- **Data for this exercise**:

=======

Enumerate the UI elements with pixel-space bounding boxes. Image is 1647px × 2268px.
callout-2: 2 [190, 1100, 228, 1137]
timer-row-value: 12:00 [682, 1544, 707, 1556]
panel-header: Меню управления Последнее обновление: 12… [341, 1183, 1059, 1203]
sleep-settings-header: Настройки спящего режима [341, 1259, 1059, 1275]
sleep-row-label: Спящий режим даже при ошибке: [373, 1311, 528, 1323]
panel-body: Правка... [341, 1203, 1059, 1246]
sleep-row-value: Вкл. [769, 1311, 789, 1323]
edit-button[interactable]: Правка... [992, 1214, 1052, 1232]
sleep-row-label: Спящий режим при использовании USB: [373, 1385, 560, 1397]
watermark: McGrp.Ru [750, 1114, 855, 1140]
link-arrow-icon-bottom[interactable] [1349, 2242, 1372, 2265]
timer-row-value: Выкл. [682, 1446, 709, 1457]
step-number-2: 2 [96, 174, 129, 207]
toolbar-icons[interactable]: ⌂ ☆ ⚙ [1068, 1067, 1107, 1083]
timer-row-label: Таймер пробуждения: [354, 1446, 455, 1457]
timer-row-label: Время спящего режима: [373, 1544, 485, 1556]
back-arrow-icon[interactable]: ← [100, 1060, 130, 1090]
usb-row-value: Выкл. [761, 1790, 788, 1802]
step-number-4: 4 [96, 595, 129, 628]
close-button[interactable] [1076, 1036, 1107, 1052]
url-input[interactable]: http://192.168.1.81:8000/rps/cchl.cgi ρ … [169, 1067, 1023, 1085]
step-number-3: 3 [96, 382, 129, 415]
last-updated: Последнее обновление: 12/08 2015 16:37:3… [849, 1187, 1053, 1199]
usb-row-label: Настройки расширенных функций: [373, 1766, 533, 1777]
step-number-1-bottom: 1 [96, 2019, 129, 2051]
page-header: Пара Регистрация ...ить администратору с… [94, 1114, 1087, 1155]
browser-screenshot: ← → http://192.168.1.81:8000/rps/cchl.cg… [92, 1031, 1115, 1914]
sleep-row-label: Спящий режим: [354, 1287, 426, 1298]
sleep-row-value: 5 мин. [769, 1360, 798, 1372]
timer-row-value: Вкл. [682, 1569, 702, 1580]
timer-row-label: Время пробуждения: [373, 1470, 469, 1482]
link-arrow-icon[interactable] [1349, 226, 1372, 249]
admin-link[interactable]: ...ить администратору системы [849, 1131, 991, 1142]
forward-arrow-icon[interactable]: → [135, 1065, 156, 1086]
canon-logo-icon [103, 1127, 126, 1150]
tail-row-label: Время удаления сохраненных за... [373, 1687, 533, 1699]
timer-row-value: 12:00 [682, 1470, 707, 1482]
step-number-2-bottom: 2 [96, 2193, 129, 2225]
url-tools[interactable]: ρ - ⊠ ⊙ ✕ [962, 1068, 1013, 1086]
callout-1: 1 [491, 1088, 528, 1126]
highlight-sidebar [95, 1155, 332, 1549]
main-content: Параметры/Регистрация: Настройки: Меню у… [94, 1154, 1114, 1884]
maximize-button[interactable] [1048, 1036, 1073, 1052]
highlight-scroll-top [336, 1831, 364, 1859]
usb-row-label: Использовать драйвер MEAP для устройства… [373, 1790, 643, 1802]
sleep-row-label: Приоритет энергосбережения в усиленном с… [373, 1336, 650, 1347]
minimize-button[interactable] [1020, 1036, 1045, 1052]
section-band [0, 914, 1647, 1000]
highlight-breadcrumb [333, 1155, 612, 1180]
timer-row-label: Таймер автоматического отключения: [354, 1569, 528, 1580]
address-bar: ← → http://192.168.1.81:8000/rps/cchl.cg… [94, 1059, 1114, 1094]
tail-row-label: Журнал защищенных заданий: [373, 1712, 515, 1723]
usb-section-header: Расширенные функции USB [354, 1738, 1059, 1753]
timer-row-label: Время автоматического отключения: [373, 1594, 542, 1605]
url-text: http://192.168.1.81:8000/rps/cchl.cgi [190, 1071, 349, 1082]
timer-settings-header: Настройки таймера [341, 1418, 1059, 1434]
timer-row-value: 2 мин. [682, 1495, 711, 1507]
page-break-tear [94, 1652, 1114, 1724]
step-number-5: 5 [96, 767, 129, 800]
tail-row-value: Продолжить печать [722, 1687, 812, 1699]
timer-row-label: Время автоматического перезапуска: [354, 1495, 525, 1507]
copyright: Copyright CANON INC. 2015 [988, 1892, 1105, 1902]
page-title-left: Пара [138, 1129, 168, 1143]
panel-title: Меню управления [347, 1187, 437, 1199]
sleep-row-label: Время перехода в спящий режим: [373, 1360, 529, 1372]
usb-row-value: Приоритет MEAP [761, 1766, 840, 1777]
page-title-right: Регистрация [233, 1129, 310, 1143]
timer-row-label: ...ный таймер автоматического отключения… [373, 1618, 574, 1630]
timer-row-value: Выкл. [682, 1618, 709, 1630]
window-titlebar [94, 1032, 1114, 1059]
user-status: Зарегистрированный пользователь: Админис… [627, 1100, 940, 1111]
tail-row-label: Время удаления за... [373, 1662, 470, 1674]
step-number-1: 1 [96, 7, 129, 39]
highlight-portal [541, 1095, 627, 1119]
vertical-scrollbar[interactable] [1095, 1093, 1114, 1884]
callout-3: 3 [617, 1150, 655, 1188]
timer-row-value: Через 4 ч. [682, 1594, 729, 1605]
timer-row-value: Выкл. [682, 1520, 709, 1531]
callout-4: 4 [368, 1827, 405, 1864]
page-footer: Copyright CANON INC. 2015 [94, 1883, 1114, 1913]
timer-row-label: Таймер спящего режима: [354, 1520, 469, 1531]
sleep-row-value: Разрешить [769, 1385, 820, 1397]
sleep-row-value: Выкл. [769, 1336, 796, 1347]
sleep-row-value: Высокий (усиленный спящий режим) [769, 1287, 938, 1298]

=======

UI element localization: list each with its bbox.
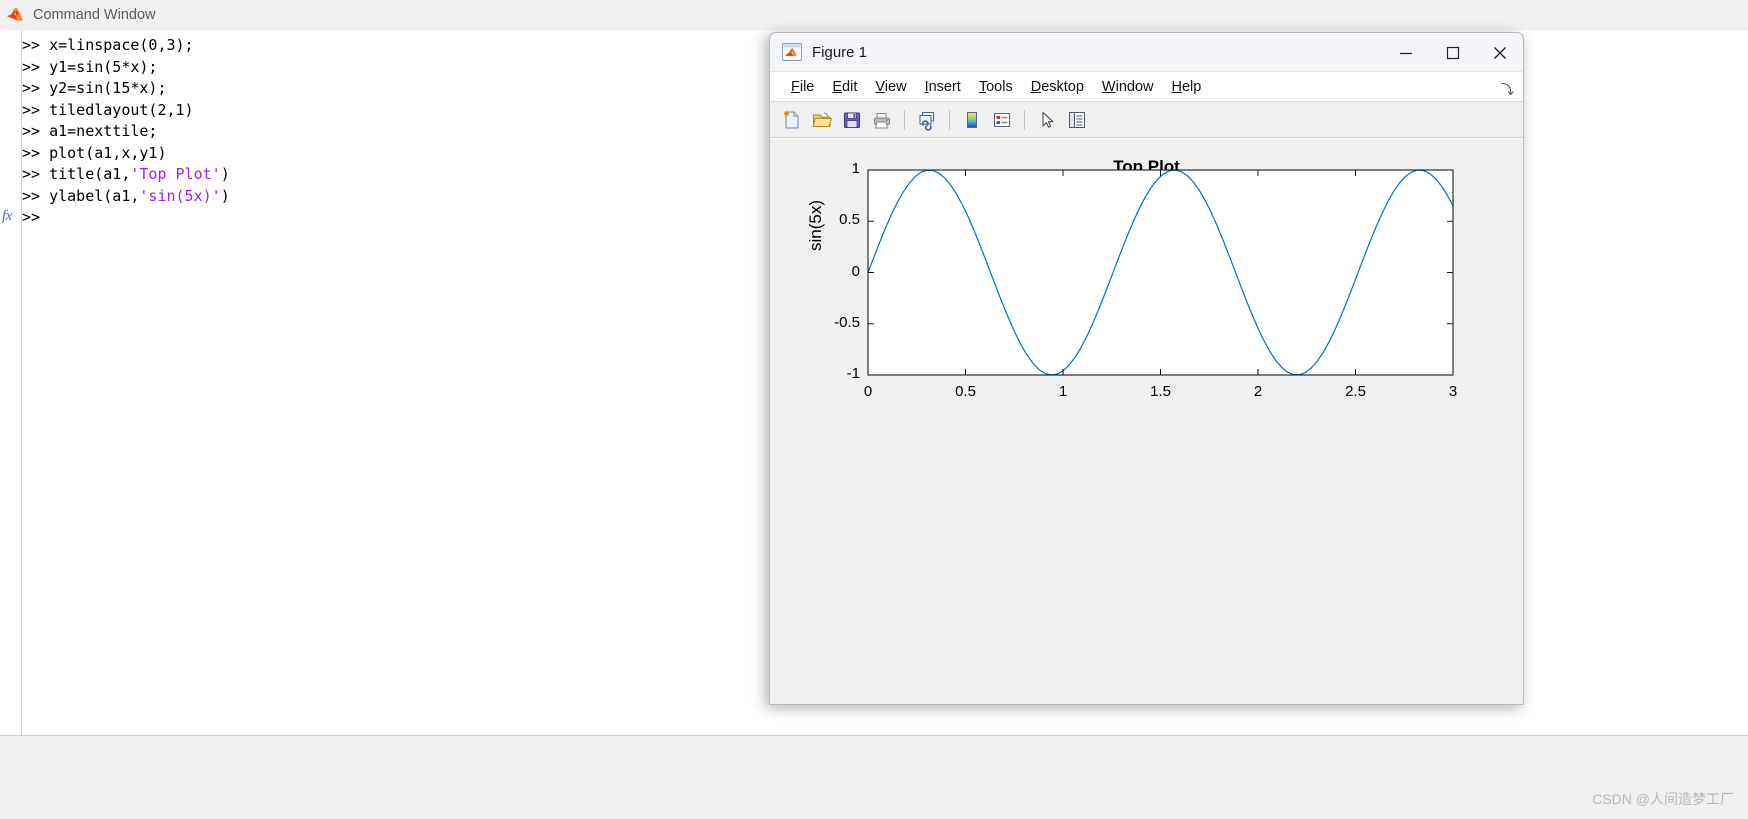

=======

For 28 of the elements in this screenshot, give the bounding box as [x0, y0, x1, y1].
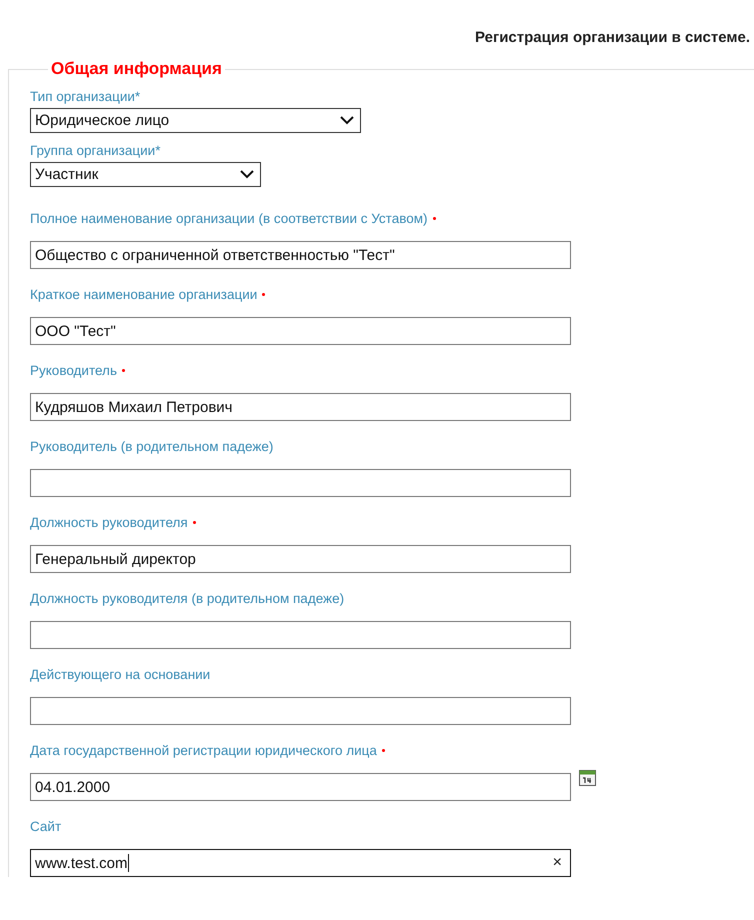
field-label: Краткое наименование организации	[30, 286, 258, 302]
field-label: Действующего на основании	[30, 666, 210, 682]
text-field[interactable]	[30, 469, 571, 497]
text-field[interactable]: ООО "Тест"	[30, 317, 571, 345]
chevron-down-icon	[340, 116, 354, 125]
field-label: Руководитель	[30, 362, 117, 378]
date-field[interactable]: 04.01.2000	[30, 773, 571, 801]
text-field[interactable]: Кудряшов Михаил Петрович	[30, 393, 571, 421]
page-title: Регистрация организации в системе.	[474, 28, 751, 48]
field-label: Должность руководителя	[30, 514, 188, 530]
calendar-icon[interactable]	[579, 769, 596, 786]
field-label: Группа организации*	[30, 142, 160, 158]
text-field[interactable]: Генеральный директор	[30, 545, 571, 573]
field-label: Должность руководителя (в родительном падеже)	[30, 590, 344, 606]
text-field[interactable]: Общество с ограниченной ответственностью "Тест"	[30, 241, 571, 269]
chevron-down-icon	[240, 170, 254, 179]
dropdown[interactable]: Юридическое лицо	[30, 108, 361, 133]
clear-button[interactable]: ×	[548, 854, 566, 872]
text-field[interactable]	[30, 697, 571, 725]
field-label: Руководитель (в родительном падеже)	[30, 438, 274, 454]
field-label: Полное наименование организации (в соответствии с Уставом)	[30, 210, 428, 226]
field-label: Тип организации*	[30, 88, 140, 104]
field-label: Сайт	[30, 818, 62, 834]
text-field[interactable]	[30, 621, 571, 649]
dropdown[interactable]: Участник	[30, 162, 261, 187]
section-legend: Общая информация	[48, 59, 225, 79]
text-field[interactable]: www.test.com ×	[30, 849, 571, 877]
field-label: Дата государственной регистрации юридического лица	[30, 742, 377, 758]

=======

- **Exercise prompt**: Reproduce the rows verbatim from the line containing "For 28 of the" through the line containing "362, 117, 378]", leaving out the pictures.

- **Reply**:
For 28 of the elements in this screenshot, give the bounding box as [x0, y0, x1, y1].
field-label: Краткое наименование организации	[30, 286, 258, 302]
field-label: Действующего на основании	[30, 666, 210, 682]
text-field[interactable]	[30, 469, 571, 497]
text-field[interactable]: ООО "Тест"	[30, 317, 571, 345]
chevron-down-icon	[340, 116, 354, 125]
field-label: Руководитель	[30, 362, 117, 378]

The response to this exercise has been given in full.